Every line that holds "Driver" should be shown.

┄┄┄┄┄┄┄┄┄┄

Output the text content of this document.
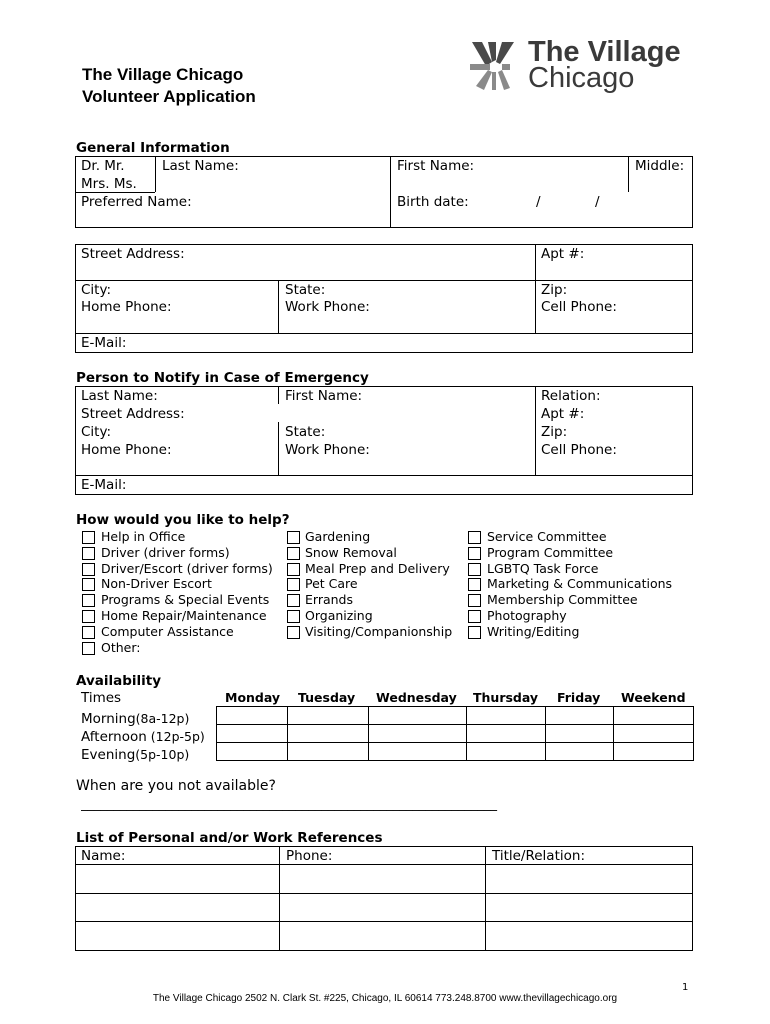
The Village Chicago
Volunteer Application
The Village
Chicago
General Information
Dr. Mr.
Mrs. Ms.
Last Name:	First Name:	Middle:
Preferred Name:	Birth date:	/	/
Street Address:	Apt #:
City:	State:	Zip:
Home Phone:	Work Phone:	Cell Phone:
E-Mail:
Person to Notify in Case of Emergency
Last Name:	First Name:	Relation:
Street Address:	Apt #:
City:	State:	Zip:
Home Phone:	Work Phone:	Cell Phone:
E-Mail:
How would you like to help?
Help in Office
Driver (driver forms)
Driver/Escort (driver forms)
Non-Driver Escort
Programs & Special Events
Home Repair/Maintenance
Computer Assistance
Other:
Gardening
Snow Removal
Meal Prep and Delivery
Pet Care
Errands
Organizing
Visiting/Companionship
Service Committee
Program Committee
LGBTQ Task Force
Marketing & Communications
Membership Committee
Photography
Writing/Editing
Availability
Times	Monday Tuesday Wednesday Thursday Friday Weekend
Morning(8a-12p)
Afternoon (12p-5p)
Evening(5p-10p)
When are you not available?
________________________________________________________________
List of Personal and/or Work References
Name:	Phone:	Title/Relation:
1
The Village Chicago 2502 N. Clark St. #225, Chicago, IL 60614 773.248.8700 www.thevillagechicago.org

┄┄┄┄┄┄┄┄┄┄

*The output*:
Driver (driver forms)
Driver/Escort (driver forms)
Non-Driver Escort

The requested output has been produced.